▸ What is expected: Render the material as a Markdown table with two columns, Row and Line, giving each line its number in Row and the line itself in Line, and omit any blank lines.

— Start of Given data —

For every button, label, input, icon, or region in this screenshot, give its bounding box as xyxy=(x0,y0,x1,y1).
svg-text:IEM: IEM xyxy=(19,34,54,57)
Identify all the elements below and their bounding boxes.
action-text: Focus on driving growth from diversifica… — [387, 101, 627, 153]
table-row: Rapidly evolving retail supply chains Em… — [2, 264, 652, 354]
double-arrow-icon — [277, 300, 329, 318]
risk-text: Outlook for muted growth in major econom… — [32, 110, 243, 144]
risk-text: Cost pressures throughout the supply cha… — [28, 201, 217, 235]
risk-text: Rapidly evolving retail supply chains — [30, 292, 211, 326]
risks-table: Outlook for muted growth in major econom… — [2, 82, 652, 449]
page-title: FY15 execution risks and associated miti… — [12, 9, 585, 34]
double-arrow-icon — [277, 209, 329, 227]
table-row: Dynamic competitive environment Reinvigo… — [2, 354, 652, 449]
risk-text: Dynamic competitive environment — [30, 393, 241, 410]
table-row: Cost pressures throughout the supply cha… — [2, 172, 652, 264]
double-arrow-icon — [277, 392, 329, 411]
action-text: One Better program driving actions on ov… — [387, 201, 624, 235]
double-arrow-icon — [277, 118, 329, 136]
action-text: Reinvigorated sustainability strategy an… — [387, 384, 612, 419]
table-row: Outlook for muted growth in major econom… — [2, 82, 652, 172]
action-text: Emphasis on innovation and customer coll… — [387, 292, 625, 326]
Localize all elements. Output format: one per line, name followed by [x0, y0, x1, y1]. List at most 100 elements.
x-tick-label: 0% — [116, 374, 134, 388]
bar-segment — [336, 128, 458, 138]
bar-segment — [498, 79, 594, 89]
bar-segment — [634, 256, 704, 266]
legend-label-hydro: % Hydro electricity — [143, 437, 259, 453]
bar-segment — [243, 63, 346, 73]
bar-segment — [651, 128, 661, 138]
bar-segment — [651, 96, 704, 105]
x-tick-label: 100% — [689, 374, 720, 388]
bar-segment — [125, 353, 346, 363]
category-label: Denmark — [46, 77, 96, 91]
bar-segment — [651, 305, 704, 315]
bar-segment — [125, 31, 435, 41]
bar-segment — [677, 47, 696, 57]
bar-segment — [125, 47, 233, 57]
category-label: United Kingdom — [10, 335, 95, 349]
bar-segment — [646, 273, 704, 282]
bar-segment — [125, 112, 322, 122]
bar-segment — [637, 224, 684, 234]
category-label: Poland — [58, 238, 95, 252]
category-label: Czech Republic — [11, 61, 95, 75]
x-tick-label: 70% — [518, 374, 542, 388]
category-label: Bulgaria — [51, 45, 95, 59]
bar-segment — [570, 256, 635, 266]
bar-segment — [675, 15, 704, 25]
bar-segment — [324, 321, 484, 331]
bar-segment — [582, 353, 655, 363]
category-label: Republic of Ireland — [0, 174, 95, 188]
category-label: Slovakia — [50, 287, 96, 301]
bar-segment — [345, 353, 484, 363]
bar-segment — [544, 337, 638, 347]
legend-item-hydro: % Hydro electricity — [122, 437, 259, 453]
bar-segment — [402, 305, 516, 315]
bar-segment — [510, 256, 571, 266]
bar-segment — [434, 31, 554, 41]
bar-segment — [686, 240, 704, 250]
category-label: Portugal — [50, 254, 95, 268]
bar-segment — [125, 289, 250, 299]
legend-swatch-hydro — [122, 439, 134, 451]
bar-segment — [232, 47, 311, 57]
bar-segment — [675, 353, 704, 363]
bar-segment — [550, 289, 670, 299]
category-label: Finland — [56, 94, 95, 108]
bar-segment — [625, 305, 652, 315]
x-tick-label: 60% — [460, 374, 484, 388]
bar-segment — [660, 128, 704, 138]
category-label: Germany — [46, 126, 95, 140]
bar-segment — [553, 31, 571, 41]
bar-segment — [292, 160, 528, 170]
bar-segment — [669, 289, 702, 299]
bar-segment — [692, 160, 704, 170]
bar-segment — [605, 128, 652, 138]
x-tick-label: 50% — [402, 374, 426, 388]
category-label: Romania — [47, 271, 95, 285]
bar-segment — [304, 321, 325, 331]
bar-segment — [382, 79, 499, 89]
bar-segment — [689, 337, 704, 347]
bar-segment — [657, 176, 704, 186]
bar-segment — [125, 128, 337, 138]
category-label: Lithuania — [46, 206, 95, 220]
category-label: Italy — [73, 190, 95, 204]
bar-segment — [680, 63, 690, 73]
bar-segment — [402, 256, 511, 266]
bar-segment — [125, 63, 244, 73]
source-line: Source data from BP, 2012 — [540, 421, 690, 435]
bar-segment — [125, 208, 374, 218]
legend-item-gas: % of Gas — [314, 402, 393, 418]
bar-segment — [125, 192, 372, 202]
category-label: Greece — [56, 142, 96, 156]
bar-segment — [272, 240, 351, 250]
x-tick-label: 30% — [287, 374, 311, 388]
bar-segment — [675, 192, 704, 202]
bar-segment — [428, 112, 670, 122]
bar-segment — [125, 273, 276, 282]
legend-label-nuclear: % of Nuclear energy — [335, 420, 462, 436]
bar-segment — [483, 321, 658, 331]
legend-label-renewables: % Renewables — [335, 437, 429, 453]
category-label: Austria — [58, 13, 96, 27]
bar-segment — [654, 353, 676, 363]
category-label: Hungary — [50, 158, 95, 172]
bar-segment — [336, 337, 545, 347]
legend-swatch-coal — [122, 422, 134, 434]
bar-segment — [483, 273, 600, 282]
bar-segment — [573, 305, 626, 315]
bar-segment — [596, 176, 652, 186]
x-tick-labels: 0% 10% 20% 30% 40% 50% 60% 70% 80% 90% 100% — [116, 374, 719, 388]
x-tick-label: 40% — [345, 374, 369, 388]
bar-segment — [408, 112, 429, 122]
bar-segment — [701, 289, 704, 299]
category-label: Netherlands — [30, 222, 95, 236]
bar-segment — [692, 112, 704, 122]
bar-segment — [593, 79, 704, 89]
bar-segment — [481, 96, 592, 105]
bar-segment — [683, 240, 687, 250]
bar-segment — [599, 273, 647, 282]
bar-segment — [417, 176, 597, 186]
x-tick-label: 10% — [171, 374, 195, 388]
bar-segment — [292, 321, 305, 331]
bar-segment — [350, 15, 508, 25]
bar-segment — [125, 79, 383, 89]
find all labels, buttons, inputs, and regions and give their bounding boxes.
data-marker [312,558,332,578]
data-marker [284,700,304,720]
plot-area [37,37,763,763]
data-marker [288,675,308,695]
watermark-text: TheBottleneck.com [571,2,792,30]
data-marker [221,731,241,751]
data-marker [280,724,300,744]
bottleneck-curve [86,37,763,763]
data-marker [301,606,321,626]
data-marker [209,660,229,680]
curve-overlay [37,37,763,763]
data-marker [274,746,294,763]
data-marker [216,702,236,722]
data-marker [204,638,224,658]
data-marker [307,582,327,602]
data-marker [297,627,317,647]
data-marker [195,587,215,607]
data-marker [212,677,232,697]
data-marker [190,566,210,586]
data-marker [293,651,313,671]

— End of Given data —

▸ Worked answer:
| Row | Line |
|---|---|
| 1 | For every button, label, input, icon, or region in this screenshot, give its bounding box as xyxy=(x0,y0,x1,y1). |
| 2 | svg-text:IEM: IEM xyxy=(19,34,54,57) |
| 3 | Identify all the elements below and their bounding boxes. |
| 4 | action-text: Focus on driving growth from diversifica… — [387, 101, 627, 153] |
| 5 | table-row: Rapidly evolving retail supply chains Em… — [2, 264, 652, 354] |
| 6 | double-arrow-icon — [277, 300, 329, 318] |
| 7 | risk-text: Outlook for muted growth in major econom… — [32, 110, 243, 144] |
| 8 | risk-text: Cost pressures throughout the supply cha… — [28, 201, 217, 235] |
| 9 | risk-text: Rapidly evolving retail supply chains — [30, 292, 211, 326] |
| 10 | risks-table: Outlook for muted growth in major econom… — [2, 82, 652, 449] |
| 11 | page-title: FY15 execution risks and associated miti… — [12, 9, 585, 34] |
| 12 | double-arrow-icon — [277, 209, 329, 227] |
| 13 | table-row: Dynamic competitive environment Reinvigo… — [2, 354, 652, 449] |
| 14 | risk-text: Dynamic competitive environment — [30, 393, 241, 410] |
| 15 | table-row: Cost pressures throughout the supply cha… — [2, 172, 652, 264] |
| 16 | double-arrow-icon — [277, 392, 329, 411] |
| 17 | action-text: One Better program driving actions on ov… — [387, 201, 624, 235] |
| 18 | double-arrow-icon — [277, 118, 329, 136] |
| 19 | action-text: Reinvigorated sustainability strategy an… — [387, 384, 612, 419] |
| 20 | table-row: Outlook for muted growth in major econom… — [2, 82, 652, 172] |
| 21 | action-text: Emphasis on innovation and customer coll… — [387, 292, 625, 326] |
| 22 | Localize all elements. Output format: one per line, name followed by [x0, y0, x1, y1]. List at most 100 elements. |
| 23 | x-tick-label: 0% — [116, 374, 134, 388] |
| 24 | bar-segment — [336, 128, 458, 138] |
| 25 | bar-segment — [498, 79, 594, 89] |
| 26 | bar-segment — [634, 256, 704, 266] |
| 27 | legend-label-hydro: % Hydro electricity — [143, 437, 259, 453] |
| 28 | bar-segment — [243, 63, 346, 73] |
| 29 | bar-segment — [651, 128, 661, 138] |
| 30 | bar-segment — [651, 96, 704, 105] |
| 31 | x-tick-label: 100% — [689, 374, 720, 388] |
| 32 | bar-segment — [125, 353, 346, 363] |
| 33 | category-label: Denmark — [46, 77, 96, 91] |
| 34 | bar-segment — [651, 305, 704, 315] |
| 35 | bar-segment — [125, 31, 435, 41] |
| 36 | bar-segment — [677, 47, 696, 57] |
| 37 | bar-segment — [125, 47, 233, 57] |
| 38 | category-label: United Kingdom — [10, 335, 95, 349] |
| 39 | bar-segment — [646, 273, 704, 282] |
| 40 | bar-segment — [125, 112, 322, 122] |
| 41 | bar-segment — [637, 224, 684, 234] |
| 42 | category-label: Poland — [58, 238, 95, 252] |
| 43 | category-label: Czech Republic — [11, 61, 95, 75] |
| 44 | x-tick-label: 70% — [518, 374, 542, 388] |
| 45 | category-label: Bulgaria — [51, 45, 95, 59] |
| 46 | bar-segment — [570, 256, 635, 266] |
| 47 | bar-segment — [675, 15, 704, 25] |
| 48 | bar-segment — [324, 321, 484, 331] |
| 49 | bar-segment — [582, 353, 655, 363] |
| 50 | category-label: Republic of Ireland — [0, 174, 95, 188] |
| 51 | category-label: Slovakia — [50, 287, 96, 301] |
| 52 | bar-segment — [345, 353, 484, 363] |
| 53 | bar-segment — [544, 337, 638, 347] |
| 54 | legend-item-hydro: % Hydro electricity — [122, 437, 259, 453] |
| 55 | bar-segment — [402, 305, 516, 315] |
| 56 | bar-segment — [510, 256, 571, 266] |
| 57 | bar-segment — [434, 31, 554, 41] |
| 58 | bar-segment — [686, 240, 704, 250] |
| 59 | category-label: Portugal — [50, 254, 95, 268] |
| 60 | bar-segment — [125, 289, 250, 299] |
| 61 | legend-swatch-hydro — [122, 439, 134, 451] |
| 62 | bar-segment — [232, 47, 311, 57] |
| 63 | bar-segment — [675, 353, 704, 363] |
| 64 | bar-segment — [550, 289, 670, 299] |
| 65 | category-label: Finland — [56, 94, 95, 108] |
| 66 | bar-segment — [625, 305, 652, 315] |
| 67 | x-tick-label: 60% — [460, 374, 484, 388] |
| 68 | bar-segment — [660, 128, 704, 138] |
| 69 | category-label: Germany — [46, 126, 95, 140] |
| 70 | bar-segment — [553, 31, 571, 41] |
| 71 | bar-segment — [292, 160, 528, 170] |
| 72 | bar-segment — [669, 289, 702, 299] |
| 73 | bar-segment — [692, 160, 704, 170] |
| 74 | bar-segment — [605, 128, 652, 138] |
| 75 | x-tick-label: 50% — [402, 374, 426, 388] |
| 76 | category-label: Romania — [47, 271, 95, 285] |
| 77 | bar-segment — [304, 321, 325, 331] |
| 78 | bar-segment — [382, 79, 499, 89] |
| 79 | bar-segment — [689, 337, 704, 347] |
| 80 | bar-segment — [657, 176, 704, 186] |
| 81 | bar-segment — [125, 128, 337, 138] |
| 82 | category-label: Lithuania — [46, 206, 95, 220] |
| 83 | category-label: Italy — [73, 190, 95, 204] |
| 84 | bar-segment — [680, 63, 690, 73] |
| 85 | bar-segment — [402, 256, 511, 266] |
| 86 | bar-segment — [125, 63, 244, 73] |
| 87 | source-line: Source data from BP, 2012 — [540, 421, 690, 435] |
| 88 | bar-segment — [125, 208, 374, 218] |
| 89 | legend-item-gas: % of Gas — [314, 402, 393, 418] |
| 90 | bar-segment — [125, 192, 372, 202] |
| 91 | category-label: Greece — [56, 142, 96, 156] |
| 92 | bar-segment — [272, 240, 351, 250] |
| 93 | x-tick-label: 30% — [287, 374, 311, 388] |
| 94 | bar-segment — [675, 192, 704, 202] |
| 95 | bar-segment — [428, 112, 670, 122] |
| 96 | bar-segment — [125, 273, 276, 282] |
| 97 | legend-label-nuclear: % of Nuclear energy — [335, 420, 462, 436] |
| 98 | bar-segment — [483, 321, 658, 331] |
| 99 | legend-label-renewables: % Renewables — [335, 437, 429, 453] |
| 100 | category-label: Austria — [58, 13, 96, 27] |
| 101 | bar-segment — [654, 353, 676, 363] |
| 102 | category-label: Hungary — [50, 158, 95, 172] |
| 103 | bar-segment — [336, 337, 545, 347] |
| 104 | legend-swatch-coal — [122, 422, 134, 434] |
| 105 | bar-segment — [483, 273, 600, 282] |
| 106 | bar-segment — [573, 305, 626, 315] |
| 107 | bar-segment — [596, 176, 652, 186] |
| 108 | x-tick-labels: 0% 10% 20% 30% 40% 50% 60% 70% 80% 90% 100% — [116, 374, 719, 388] |
| 109 | x-tick-label: 40% — [345, 374, 369, 388] |
| 110 | bar-segment — [408, 112, 429, 122] |
| 111 | bar-segment — [701, 289, 704, 299] |
| 112 | category-label: Netherlands — [30, 222, 95, 236] |
| 113 | bar-segment — [692, 112, 704, 122] |
| 114 | bar-segment — [593, 79, 704, 89] |
| 115 | bar-segment — [481, 96, 592, 105] |
| 116 | bar-segment — [683, 240, 687, 250] |
| 117 | bar-segment — [599, 273, 647, 282] |
| 118 | bar-segment — [417, 176, 597, 186] |
| 119 | x-tick-label: 10% — [171, 374, 195, 388] |
| 120 | bar-segment — [292, 321, 305, 331] |
| 121 | bar-segment — [350, 15, 508, 25] |
| 122 | bar-segment — [125, 79, 383, 89] |
| 123 | find all labels, buttons, inputs, and regions and give their bounding boxes. |
| 124 | data-marker [312,558,332,578] |
| 125 | data-marker [284,700,304,720] |
| 126 | plot-area [37,37,763,763] |
| 127 | data-marker [288,675,308,695] |
| 128 | watermark-text: TheBottleneck.com [571,2,792,30] |
| 129 | data-marker [221,731,241,751] |
| 130 | data-marker [280,724,300,744] |
| 131 | bottleneck-curve [86,37,763,763] |
| 132 | data-marker [301,606,321,626] |
| 133 | data-marker [209,660,229,680] |
| 134 | curve-overlay [37,37,763,763] |
| 135 | data-marker [274,746,294,763] |
| 136 | data-marker [216,702,236,722] |
| 137 | data-marker [204,638,224,658] |
| 138 | data-marker [307,582,327,602] |
| 139 | data-marker [297,627,317,647] |
| 140 | data-marker [195,587,215,607] |
| 141 | data-marker [212,677,232,697] |
| 142 | data-marker [190,566,210,586] |
| 143 | data-marker [293,651,313,671] |